═══ DATASET EXTRACT ═══

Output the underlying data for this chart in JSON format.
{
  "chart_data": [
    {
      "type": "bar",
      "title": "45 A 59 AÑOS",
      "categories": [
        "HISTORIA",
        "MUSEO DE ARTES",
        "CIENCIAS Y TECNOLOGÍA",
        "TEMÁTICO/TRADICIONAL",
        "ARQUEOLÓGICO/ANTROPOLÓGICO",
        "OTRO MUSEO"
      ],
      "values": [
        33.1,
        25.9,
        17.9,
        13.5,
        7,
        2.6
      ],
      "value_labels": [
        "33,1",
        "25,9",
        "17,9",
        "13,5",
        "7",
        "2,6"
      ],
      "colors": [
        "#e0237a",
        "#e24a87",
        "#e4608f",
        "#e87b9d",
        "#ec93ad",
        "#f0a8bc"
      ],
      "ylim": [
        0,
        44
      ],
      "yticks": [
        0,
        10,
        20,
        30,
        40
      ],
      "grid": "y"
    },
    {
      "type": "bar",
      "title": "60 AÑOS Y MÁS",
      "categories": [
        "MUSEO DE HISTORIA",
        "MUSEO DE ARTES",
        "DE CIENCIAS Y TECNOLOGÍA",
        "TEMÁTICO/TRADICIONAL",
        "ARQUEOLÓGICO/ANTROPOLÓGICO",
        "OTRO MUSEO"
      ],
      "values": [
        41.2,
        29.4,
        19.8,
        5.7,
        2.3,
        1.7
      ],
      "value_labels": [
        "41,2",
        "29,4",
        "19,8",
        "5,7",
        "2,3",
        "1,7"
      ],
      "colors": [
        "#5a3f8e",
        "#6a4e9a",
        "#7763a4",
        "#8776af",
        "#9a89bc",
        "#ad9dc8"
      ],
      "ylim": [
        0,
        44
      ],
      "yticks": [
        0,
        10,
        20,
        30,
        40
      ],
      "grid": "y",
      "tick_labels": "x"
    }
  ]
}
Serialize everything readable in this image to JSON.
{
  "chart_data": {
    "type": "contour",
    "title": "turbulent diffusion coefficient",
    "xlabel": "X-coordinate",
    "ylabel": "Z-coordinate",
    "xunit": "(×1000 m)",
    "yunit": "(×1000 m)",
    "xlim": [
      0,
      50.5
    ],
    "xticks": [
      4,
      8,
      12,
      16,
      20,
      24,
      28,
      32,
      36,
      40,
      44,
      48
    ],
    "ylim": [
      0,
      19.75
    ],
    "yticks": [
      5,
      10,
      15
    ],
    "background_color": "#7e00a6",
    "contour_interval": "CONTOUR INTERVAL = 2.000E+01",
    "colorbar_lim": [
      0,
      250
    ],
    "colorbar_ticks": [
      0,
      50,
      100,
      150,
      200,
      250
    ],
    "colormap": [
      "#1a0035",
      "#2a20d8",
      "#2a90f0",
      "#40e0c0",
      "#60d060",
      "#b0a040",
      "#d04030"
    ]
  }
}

═══

#### EXERCISE PROMPT:
Copy every line of the records word for word.

#### ANSWER TO THIS TASK:
Output the underlying data for this chart in JSON format.
{
  "chart_data": [
    {
      "type": "bar",
      "title": "45 A 59 AÑOS",
      "categories": [
        "HISTORIA",
        "MUSEO DE ARTES",
        "CIENCIAS Y TECNOLOGÍA",
        "TEMÁTICO/TRADICIONAL",
        "ARQUEOLÓGICO/ANTROPOLÓGICO",
        "OTRO MUSEO"
      ],
      "values": [
        33.1,
        25.9,
        17.9,
        13.5,
        7,
        2.6
      ],
      "value_labels": [
        "33,1",
        "25,9",
        "17,9",
        "13,5",
        "7",
        "2,6"
      ],
      "colors": [
        "#e0237a",
        "#e24a87",
        "#e4608f",
        "#e87b9d",
        "#ec93ad",
        "#f0a8bc"
      ],
      "ylim": [
        0,
        44
      ],
      "yticks": [
        0,
        10,
        20,
        30,
        40
      ],
      "grid": "y"
    },
    {
      "type": "bar",
      "title": "60 AÑOS Y MÁS",
      "categories": [
        "MUSEO DE HISTORIA",
        "MUSEO DE ARTES",
        "DE CIENCIAS Y TECNOLOGÍA",
        "TEMÁTICO/TRADICIONAL",
        "ARQUEOLÓGICO/ANTROPOLÓGICO",
        "OTRO MUSEO"
      ],
      "values": [
        41.2,
        29.4,
        19.8,
        5.7,
        2.3,
        1.7
      ],
      "value_labels": [
        "41,2",
        "29,4",
        "19,8",
        "5,7",
        "2,3",
        "1,7"
      ],
      "colors": [
        "#5a3f8e",
        "#6a4e9a",
        "#7763a4",
        "#8776af",
        "#9a89bc",
        "#ad9dc8"
      ],
      "ylim": [
        0,
        44
      ],
      "yticks": [
        0,
        10,
        20,
        30,
        40
      ],
      "grid": "y",
      "tick_labels": "x"
    }
  ]
}
Serialize everything readable in this image to JSON.
{
  "chart_data": {
    "type": "contour",
    "title": "turbulent diffusion coefficient",
    "xlabel": "X-coordinate",
    "ylabel": "Z-coordinate",
    "xunit": "(×1000 m)",
    "yunit": "(×1000 m)",
    "xlim": [
      0,
      50.5
    ],
    "xticks": [
      4,
      8,
      12,
      16,
      20,
      24,
      28,
      32,
      36,
      40,
      44,
      48
    ],
    "ylim": [
      0,
      19.75
    ],
    "yticks": [
      5,
      10,
      15
    ],
    "background_color": "#7e00a6",
    "contour_interval": "CONTOUR INTERVAL = 2.000E+01",
    "colorbar_lim": [
      0,
      250
    ],
    "colorbar_ticks": [
      0,
      50,
      100,
      150,
      200,
      250
    ],
    "colormap": [
      "#1a0035",
      "#2a20d8",
      "#2a90f0",
      "#40e0c0",
      "#60d060",
      "#b0a040",
      "#d04030"
    ]
  }
}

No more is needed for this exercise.